[Dataset records]
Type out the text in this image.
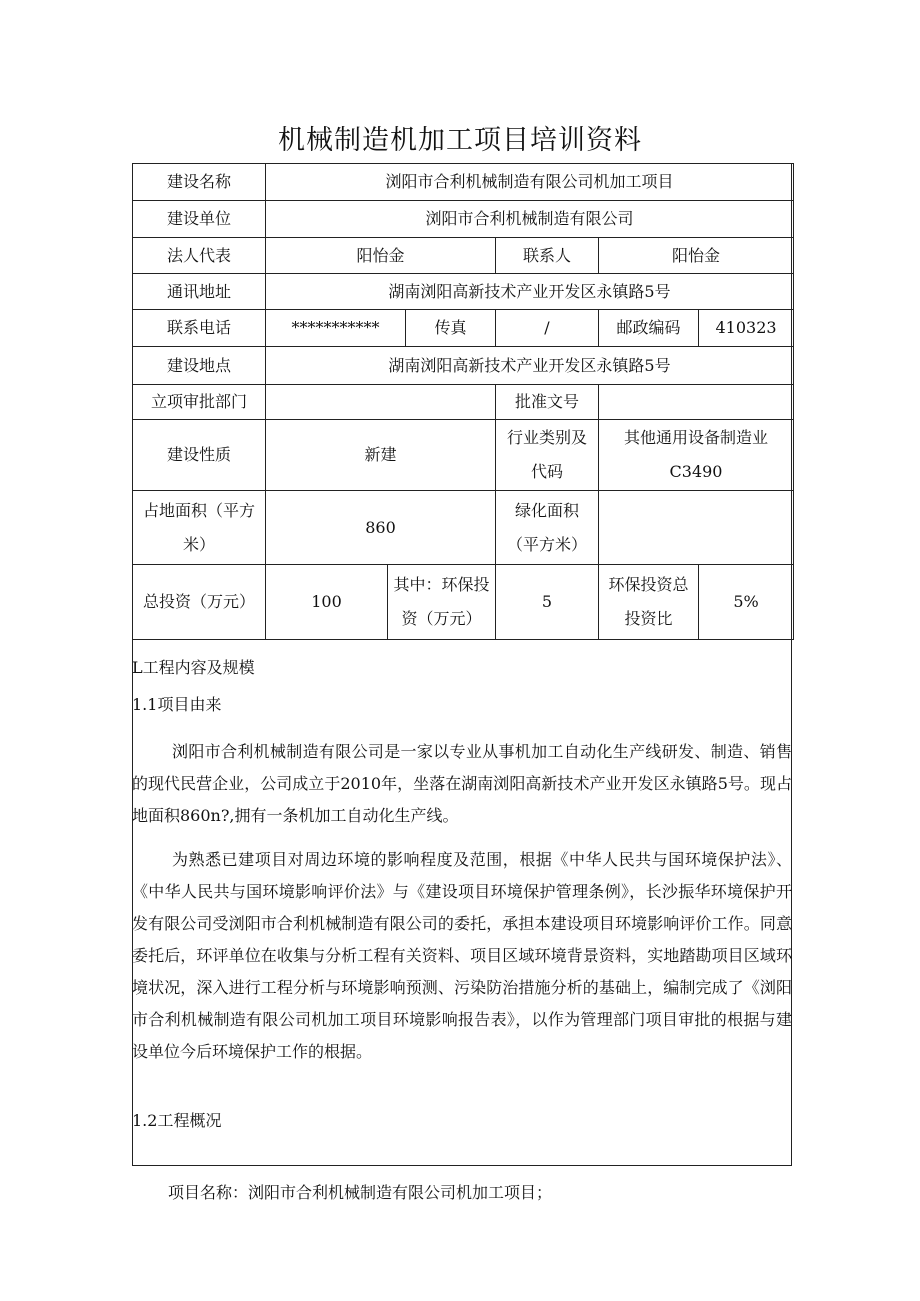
机械制造机加工项目培训资料
建设名称	浏阳市合利机械制造有限公司机加工项目					
建设单位	浏阳市合利机械制造有限公司					
法人代表	阳怡金			联系人	阳怡金	
通讯地址	湖南浏阳高新技术产业开发区永镇路5号					
联系电话	***********		传真	/	邮政编码	410323
建设地点	湖南浏阳高新技术产业开发区永镇路5号					
立项审批部门				批准文号		
建设性质	新建			行业类别及代码	其他通用设备制造业C3490	
占地面积（平方米）	860			绿化面积（平方米）		
总投资（万元）	100	其中：环保投资（万元）		5	环保投资总投资比	5%
L工程内容及规模
1.1项目由来
浏阳市合利机械制造有限公司是一家以专业从事机加工自动化生产线研发、制造、销售的现代民营企业，公司成立于2010年，坐落在湖南浏阳高新技术产业开发区永镇路5号。现占地面积860n?,拥有一条机加工自动化生产线。
为熟悉已建项目对周边环境的影响程度及范围，根据《中华人民共与国环境保护法》、《中华人民共与国环境影响评价法》与《建设项目环境保护管理条例》，长沙振华环境保护开发有限公司受浏阳市合利机械制造有限公司的委托，承担本建设项目环境影响评价工作。同意委托后，环评单位在收集与分析工程有关资料、项目区域环境背景资料，实地踏勘项目区域环境状况，深入进行工程分析与环境影响预测、污染防治措施分析的基础上，编制完成了《浏阳市合利机械制造有限公司机加工项目环境影响报告表》，以作为管理部门项目审批的根据与建设单位今后环境保护工作的根据。
1.2工程概况
项目名称：浏阳市合利机械制造有限公司机加工项目；
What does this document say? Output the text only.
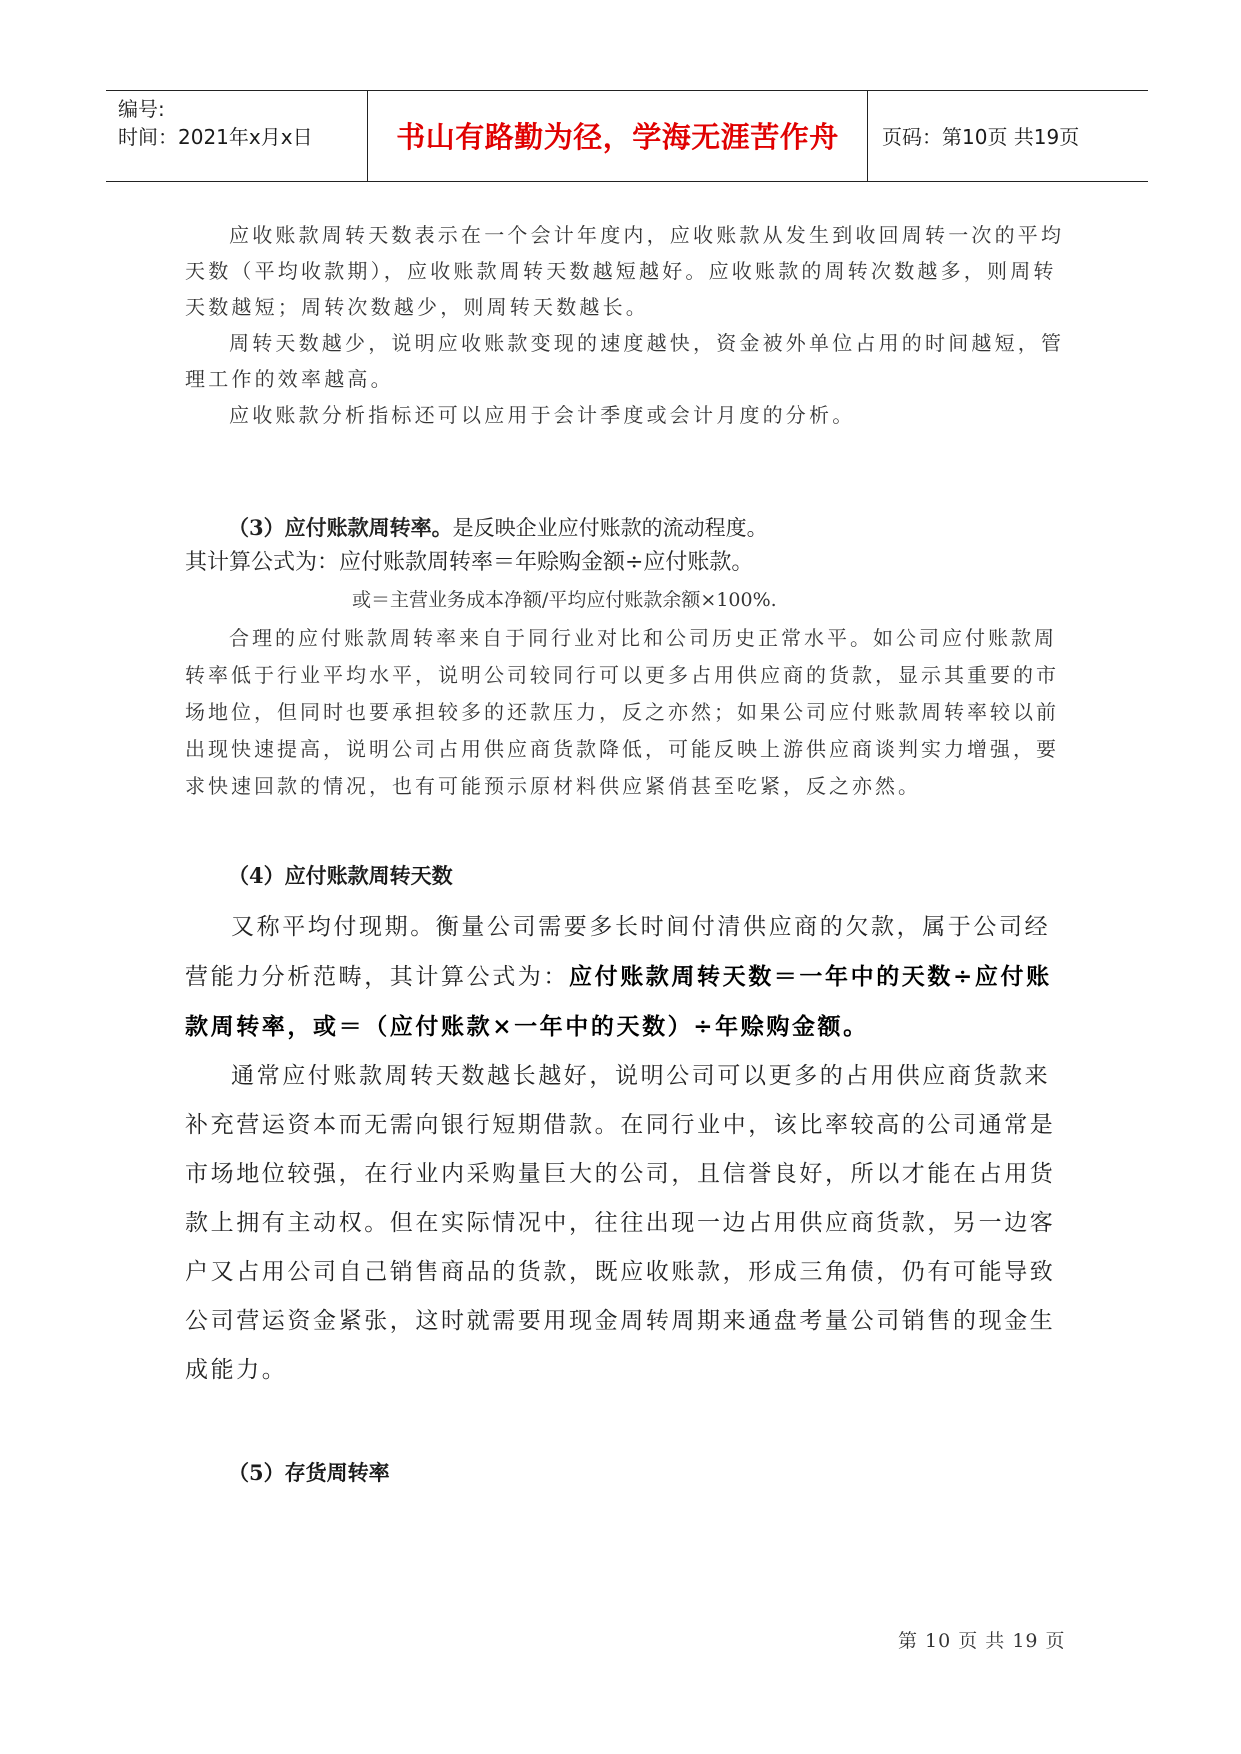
编号:
时间：2021年x月x日	书山有路勤为径，学海无涯苦作舟	页码：第10页 共19页

应收账款周转天数表示在一个会计年度内，应收账款从发生到收回周转一次的平均天数（平均收款期），应收账款周转天数越短越好。应收账款的周转次数越多，则周转天数越短；周转次数越少，则周转天数越长。

周转天数越少，说明应收账款变现的速度越快，资金被外单位占用的时间越短，管理工作的效率越高。

应收账款分析指标还可以应用于会计季度或会计月度的分析。

（3）应付账款周转率。是反映企业应付账款的流动程度。
其计算公式为：应付账款周转率＝年赊购金额÷应付账款。
或＝主营业务成本净额/平均应付账款余额×100%.

合理的应付账款周转率来自于同行业对比和公司历史正常水平。如公司应付账款周转率低于行业平均水平，说明公司较同行可以更多占用供应商的货款，显示其重要的市场地位，但同时也要承担较多的还款压力，反之亦然；如果公司应付账款周转率较以前出现快速提高，说明公司占用供应商货款降低，可能反映上游供应商谈判实力增强，要求快速回款的情况，也有可能预示原材料供应紧俏甚至吃紧，反之亦然。

（4）应付账款周转天数

又称平均付现期。衡量公司需要多长时间付清供应商的欠款，属于公司经营能力分析范畴，其计算公式为：应付账款周转天数＝一年中的天数÷应付账款周转率，或＝（应付账款×一年中的天数）÷年赊购金额。

通常应付账款周转天数越长越好，说明公司可以更多的占用供应商货款来补充营运资本而无需向银行短期借款。在同行业中，该比率较高的公司通常是市场地位较强，在行业内采购量巨大的公司，且信誉良好，所以才能在占用货款上拥有主动权。但在实际情况中，往往出现一边占用供应商货款，另一边客户又占用公司自己销售商品的货款，既应收账款，形成三角债，仍有可能导致公司营运资金紧张，这时就需要用现金周转周期来通盘考量公司销售的现金生成能力。

（5）存货周转率
第 10 页 共 19 页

What you are asked to do: Only lines with the string "年赊购金额" belong in your answer; copy each one.

Solution to the exercise:
其计算公式为：应付账款周转率＝年赊购金额÷应付账款。
又称平均付现期。衡量公司需要多长时间付清供应商的欠款，属于公司经营能力分析范畴，其计算公式为：应付账款周转天数＝一年中的天数÷应付账款周转率，或＝（应付账款×一年中的天数）÷年赊购金额。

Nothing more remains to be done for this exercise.